==== RECORDS TO USE ====

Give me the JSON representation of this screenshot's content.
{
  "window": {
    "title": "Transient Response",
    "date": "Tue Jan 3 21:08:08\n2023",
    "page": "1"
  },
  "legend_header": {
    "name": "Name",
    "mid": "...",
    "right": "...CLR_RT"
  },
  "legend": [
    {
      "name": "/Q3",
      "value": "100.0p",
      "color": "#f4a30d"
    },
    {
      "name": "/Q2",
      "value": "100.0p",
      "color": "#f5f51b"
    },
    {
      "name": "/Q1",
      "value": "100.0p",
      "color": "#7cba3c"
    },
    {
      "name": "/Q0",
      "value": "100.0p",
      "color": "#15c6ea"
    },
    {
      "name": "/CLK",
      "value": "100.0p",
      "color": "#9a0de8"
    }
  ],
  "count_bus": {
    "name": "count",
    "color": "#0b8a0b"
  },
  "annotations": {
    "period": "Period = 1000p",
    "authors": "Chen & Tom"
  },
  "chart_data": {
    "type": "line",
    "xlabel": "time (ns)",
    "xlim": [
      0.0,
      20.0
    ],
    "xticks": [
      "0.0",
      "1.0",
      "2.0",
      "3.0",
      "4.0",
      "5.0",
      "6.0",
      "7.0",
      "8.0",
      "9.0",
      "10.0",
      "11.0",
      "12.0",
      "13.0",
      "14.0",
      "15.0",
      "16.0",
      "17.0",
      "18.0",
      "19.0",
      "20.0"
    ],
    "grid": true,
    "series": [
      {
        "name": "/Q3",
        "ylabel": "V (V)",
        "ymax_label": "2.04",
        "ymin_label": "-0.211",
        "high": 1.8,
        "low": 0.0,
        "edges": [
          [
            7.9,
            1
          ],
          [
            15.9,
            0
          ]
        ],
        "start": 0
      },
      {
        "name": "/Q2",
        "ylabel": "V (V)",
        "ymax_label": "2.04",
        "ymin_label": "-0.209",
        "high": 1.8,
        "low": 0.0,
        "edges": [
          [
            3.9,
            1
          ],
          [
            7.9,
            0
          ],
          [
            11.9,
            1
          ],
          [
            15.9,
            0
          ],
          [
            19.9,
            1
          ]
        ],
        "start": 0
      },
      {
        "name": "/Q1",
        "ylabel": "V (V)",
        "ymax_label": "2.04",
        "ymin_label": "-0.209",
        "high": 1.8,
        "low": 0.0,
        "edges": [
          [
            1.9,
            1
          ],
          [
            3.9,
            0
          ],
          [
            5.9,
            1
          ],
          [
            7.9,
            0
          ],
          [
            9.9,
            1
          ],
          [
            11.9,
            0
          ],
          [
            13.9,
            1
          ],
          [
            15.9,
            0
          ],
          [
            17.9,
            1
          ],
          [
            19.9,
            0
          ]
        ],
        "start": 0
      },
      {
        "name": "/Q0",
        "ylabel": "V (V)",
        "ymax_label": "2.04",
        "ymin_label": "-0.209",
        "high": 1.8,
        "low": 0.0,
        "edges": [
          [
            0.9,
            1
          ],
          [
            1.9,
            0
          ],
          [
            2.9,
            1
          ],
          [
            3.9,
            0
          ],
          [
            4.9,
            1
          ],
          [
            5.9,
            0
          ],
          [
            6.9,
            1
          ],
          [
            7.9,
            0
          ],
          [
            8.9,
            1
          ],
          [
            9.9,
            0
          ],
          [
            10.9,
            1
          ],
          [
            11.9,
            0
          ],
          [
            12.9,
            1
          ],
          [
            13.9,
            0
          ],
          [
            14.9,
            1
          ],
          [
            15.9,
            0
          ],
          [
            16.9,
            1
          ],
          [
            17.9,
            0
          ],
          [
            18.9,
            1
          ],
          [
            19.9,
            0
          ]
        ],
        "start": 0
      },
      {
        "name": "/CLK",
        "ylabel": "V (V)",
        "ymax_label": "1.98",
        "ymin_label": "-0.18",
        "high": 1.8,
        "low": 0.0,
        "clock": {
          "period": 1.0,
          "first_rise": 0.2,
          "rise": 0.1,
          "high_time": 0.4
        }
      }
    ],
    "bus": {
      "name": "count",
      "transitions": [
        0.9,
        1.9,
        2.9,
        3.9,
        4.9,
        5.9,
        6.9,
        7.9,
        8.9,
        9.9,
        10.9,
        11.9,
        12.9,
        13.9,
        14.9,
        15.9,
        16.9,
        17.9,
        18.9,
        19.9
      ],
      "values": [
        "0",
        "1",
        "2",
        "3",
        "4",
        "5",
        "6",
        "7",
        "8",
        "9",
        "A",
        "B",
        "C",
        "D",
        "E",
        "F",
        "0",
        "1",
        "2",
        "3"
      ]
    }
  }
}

====

• WHAT NEEDS TO BE DONE:
Every line of the records above needs to be given again exactly.

• FINISHED EXERCISE:
Give me the JSON representation of this screenshot's content.
{
  "window": {
    "title": "Transient Response",
    "date": "Tue Jan 3 21:08:08\n2023",
    "page": "1"
  },
  "legend_header": {
    "name": "Name",
    "mid": "...",
    "right": "...CLR_RT"
  },
  "legend": [
    {
      "name": "/Q3",
      "value": "100.0p",
      "color": "#f4a30d"
    },
    {
      "name": "/Q2",
      "value": "100.0p",
      "color": "#f5f51b"
    },
    {
      "name": "/Q1",
      "value": "100.0p",
      "color": "#7cba3c"
    },
    {
      "name": "/Q0",
      "value": "100.0p",
      "color": "#15c6ea"
    },
    {
      "name": "/CLK",
      "value": "100.0p",
      "color": "#9a0de8"
    }
  ],
  "count_bus": {
    "name": "count",
    "color": "#0b8a0b"
  },
  "annotations": {
    "period": "Period = 1000p",
    "authors": "Chen & Tom"
  },
  "chart_data": {
    "type": "line",
    "xlabel": "time (ns)",
    "xlim": [
      0.0,
      20.0
    ],
    "xticks": [
      "0.0",
      "1.0",
      "2.0",
      "3.0",
      "4.0",
      "5.0",
      "6.0",
      "7.0",
      "8.0",
      "9.0",
      "10.0",
      "11.0",
      "12.0",
      "13.0",
      "14.0",
      "15.0",
      "16.0",
      "17.0",
      "18.0",
      "19.0",
      "20.0"
    ],
    "grid": true,
    "series": [
      {
        "name": "/Q3",
        "ylabel": "V (V)",
        "ymax_label": "2.04",
        "ymin_label": "-0.211",
        "high": 1.8,
        "low": 0.0,
        "edges": [
          [
            7.9,
            1
          ],
          [
            15.9,
            0
          ]
        ],
        "start": 0
      },
      {
        "name": "/Q2",
        "ylabel": "V (V)",
        "ymax_label": "2.04",
        "ymin_label": "-0.209",
        "high": 1.8,
        "low": 0.0,
        "edges": [
          [
            3.9,
            1
          ],
          [
            7.9,
            0
          ],
          [
            11.9,
            1
          ],
          [
            15.9,
            0
          ],
          [
            19.9,
            1
          ]
        ],
        "start": 0
      },
      {
        "name": "/Q1",
        "ylabel": "V (V)",
        "ymax_label": "2.04",
        "ymin_label": "-0.209",
        "high": 1.8,
        "low": 0.0,
        "edges": [
          [
            1.9,
            1
          ],
          [
            3.9,
            0
          ],
          [
            5.9,
            1
          ],
          [
            7.9,
            0
          ],
          [
            9.9,
            1
          ],
          [
            11.9,
            0
          ],
          [
            13.9,
            1
          ],
          [
            15.9,
            0
          ],
          [
            17.9,
            1
          ],
          [
            19.9,
            0
          ]
        ],
        "start": 0
      },
      {
        "name": "/Q0",
        "ylabel": "V (V)",
        "ymax_label": "2.04",
        "ymin_label": "-0.209",
        "high": 1.8,
        "low": 0.0,
        "edges": [
          [
            0.9,
            1
          ],
          [
            1.9,
            0
          ],
          [
            2.9,
            1
          ],
          [
            3.9,
            0
          ],
          [
            4.9,
            1
          ],
          [
            5.9,
            0
          ],
          [
            6.9,
            1
          ],
          [
            7.9,
            0
          ],
          [
            8.9,
            1
          ],
          [
            9.9,
            0
          ],
          [
            10.9,
            1
          ],
          [
            11.9,
            0
          ],
          [
            12.9,
            1
          ],
          [
            13.9,
            0
          ],
          [
            14.9,
            1
          ],
          [
            15.9,
            0
          ],
          [
            16.9,
            1
          ],
          [
            17.9,
            0
          ],
          [
            18.9,
            1
          ],
          [
            19.9,
            0
          ]
        ],
        "start": 0
      },
      {
        "name": "/CLK",
        "ylabel": "V (V)",
        "ymax_label": "1.98",
        "ymin_label": "-0.18",
        "high": 1.8,
        "low": 0.0,
        "clock": {
          "period": 1.0,
          "first_rise": 0.2,
          "rise": 0.1,
          "high_time": 0.4
        }
      }
    ],
    "bus": {
      "name": "count",
      "transitions": [
        0.9,
        1.9,
        2.9,
        3.9,
        4.9,
        5.9,
        6.9,
        7.9,
        8.9,
        9.9,
        10.9,
        11.9,
        12.9,
        13.9,
        14.9,
        15.9,
        16.9,
        17.9,
        18.9,
        19.9
      ],
      "values": [
        "0",
        "1",
        "2",
        "3",
        "4",
        "5",
        "6",
        "7",
        "8",
        "9",
        "A",
        "B",
        "C",
        "D",
        "E",
        "F",
        "0",
        "1",
        "2",
        "3"
      ]
    }
  }
}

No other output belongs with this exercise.